**Prompt:** Check each line of the records below and collect those that include the word "band".

(Figure dataset records)
-- START --
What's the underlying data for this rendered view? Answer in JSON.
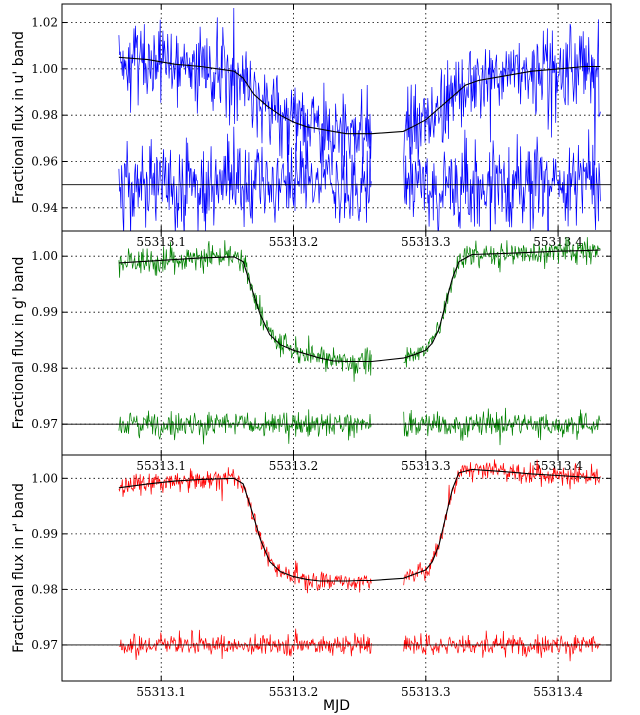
{
  "chart_data": [
    {
      "type": "line",
      "ylabel": "Fractional flux in u' band",
      "xlabel": "",
      "x_ticks": [
        "55313.1",
        "55313.2",
        "55313.3",
        "55313.4"
      ],
      "x_tick_values": [
        55313.1,
        55313.2,
        55313.3,
        55313.4
      ],
      "y_ticks": [
        "0.94",
        "0.96",
        "0.98",
        "1.00",
        "1.02"
      ],
      "y_tick_values": [
        0.94,
        0.96,
        0.98,
        1.0,
        1.02
      ],
      "xlim": [
        55313.025,
        55313.44
      ],
      "ylim": [
        0.93,
        1.028
      ],
      "grid": true,
      "gap": [
        55313.259,
        55313.283
      ],
      "x_range": [
        55313.068,
        55313.432
      ],
      "residual_level": 0.95,
      "noise": 0.009,
      "colors": {
        "data": "#0000ff",
        "model": "#000000"
      },
      "series": [
        {
          "role": "model",
          "x": [
            55313.068,
            55313.09,
            55313.11,
            55313.13,
            55313.155,
            55313.162,
            55313.17,
            55313.18,
            55313.19,
            55313.2,
            55313.21,
            55313.22,
            55313.23,
            55313.24,
            55313.25,
            55313.259,
            55313.283,
            55313.29,
            55313.3,
            55313.31,
            55313.32,
            55313.33,
            55313.34,
            55313.36,
            55313.38,
            55313.4,
            55313.42,
            55313.432
          ],
          "y": [
            1.005,
            1.004,
            1.002,
            1.001,
            0.999,
            0.996,
            0.989,
            0.984,
            0.98,
            0.977,
            0.975,
            0.974,
            0.973,
            0.972,
            0.972,
            0.972,
            0.973,
            0.975,
            0.978,
            0.983,
            0.988,
            0.993,
            0.995,
            0.997,
            0.999,
            1.0,
            1.001,
            1.001
          ]
        }
      ]
    },
    {
      "type": "line",
      "ylabel": "Fractional flux in g' band",
      "xlabel": "",
      "x_ticks": [
        "55313.1",
        "55313.2",
        "55313.3",
        "55313.4"
      ],
      "x_tick_values": [
        55313.1,
        55313.2,
        55313.3,
        55313.4
      ],
      "y_ticks": [
        "0.97",
        "0.98",
        "0.99",
        "1.00"
      ],
      "y_tick_values": [
        0.97,
        0.98,
        0.99,
        1.0
      ],
      "xlim": [
        55313.025,
        55313.44
      ],
      "ylim": [
        0.9645,
        1.0045
      ],
      "grid": true,
      "gap": [
        55313.259,
        55313.283
      ],
      "x_range": [
        55313.068,
        55313.432
      ],
      "residual_level": 0.97,
      "noise": 0.0011,
      "colors": {
        "data": "#008000",
        "model": "#000000"
      },
      "series": [
        {
          "role": "model",
          "x": [
            55313.068,
            55313.09,
            55313.11,
            55313.13,
            55313.155,
            55313.162,
            55313.168,
            55313.175,
            55313.182,
            55313.19,
            55313.2,
            55313.21,
            55313.22,
            55313.23,
            55313.24,
            55313.25,
            55313.259,
            55313.283,
            55313.29,
            55313.3,
            55313.305,
            55313.31,
            55313.315,
            55313.32,
            55313.325,
            55313.335,
            55313.36,
            55313.38,
            55313.4,
            55313.42,
            55313.432
          ],
          "y": [
            0.9988,
            0.9991,
            0.9994,
            0.9997,
            0.9999,
            0.999,
            0.9945,
            0.9895,
            0.986,
            0.9842,
            0.9832,
            0.9825,
            0.9818,
            0.9813,
            0.9812,
            0.9812,
            0.9812,
            0.9818,
            0.9823,
            0.9832,
            0.9845,
            0.987,
            0.9915,
            0.996,
            0.999,
            1.0003,
            1.0005,
            1.0007,
            1.0009,
            1.001,
            1.0011
          ]
        }
      ]
    },
    {
      "type": "line",
      "ylabel": "Fractional flux in r' band",
      "xlabel": "MJD",
      "x_ticks": [
        "55313.1",
        "55313.2",
        "55313.3",
        "55313.4"
      ],
      "x_tick_values": [
        55313.1,
        55313.2,
        55313.3,
        55313.4
      ],
      "y_ticks": [
        "0.97",
        "0.98",
        "0.99",
        "1.00"
      ],
      "y_tick_values": [
        0.97,
        0.98,
        0.99,
        1.0
      ],
      "xlim": [
        55313.025,
        55313.44
      ],
      "ylim": [
        0.9635,
        1.0042
      ],
      "grid": true,
      "gap": [
        55313.259,
        55313.283
      ],
      "x_range": [
        55313.068,
        55313.432
      ],
      "residual_level": 0.97,
      "noise": 0.0009,
      "colors": {
        "data": "#ff0000",
        "model": "#000000"
      },
      "series": [
        {
          "role": "model",
          "x": [
            55313.068,
            55313.09,
            55313.11,
            55313.13,
            55313.155,
            55313.162,
            55313.168,
            55313.175,
            55313.182,
            55313.19,
            55313.2,
            55313.21,
            55313.22,
            55313.23,
            55313.24,
            55313.25,
            55313.259,
            55313.283,
            55313.29,
            55313.3,
            55313.305,
            55313.31,
            55313.315,
            55313.32,
            55313.325,
            55313.335,
            55313.36,
            55313.38,
            55313.4,
            55313.42,
            55313.432
          ],
          "y": [
            0.9983,
            0.999,
            0.9995,
            0.9998,
            1.0,
            0.999,
            0.9945,
            0.989,
            0.985,
            0.9832,
            0.9823,
            0.9818,
            0.9815,
            0.9815,
            0.9815,
            0.9816,
            0.9816,
            0.982,
            0.9826,
            0.9835,
            0.985,
            0.988,
            0.993,
            0.998,
            1.001,
            1.0016,
            1.0012,
            1.0008,
            1.0005,
            1.0002,
            1.0001
          ]
        }
      ]
    }
  ]
}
-- END --
**Expected answer:**
      "ylabel": "Fractional flux in u' band",
      "ylabel": "Fractional flux in g' band",
      "ylabel": "Fractional flux in r' band",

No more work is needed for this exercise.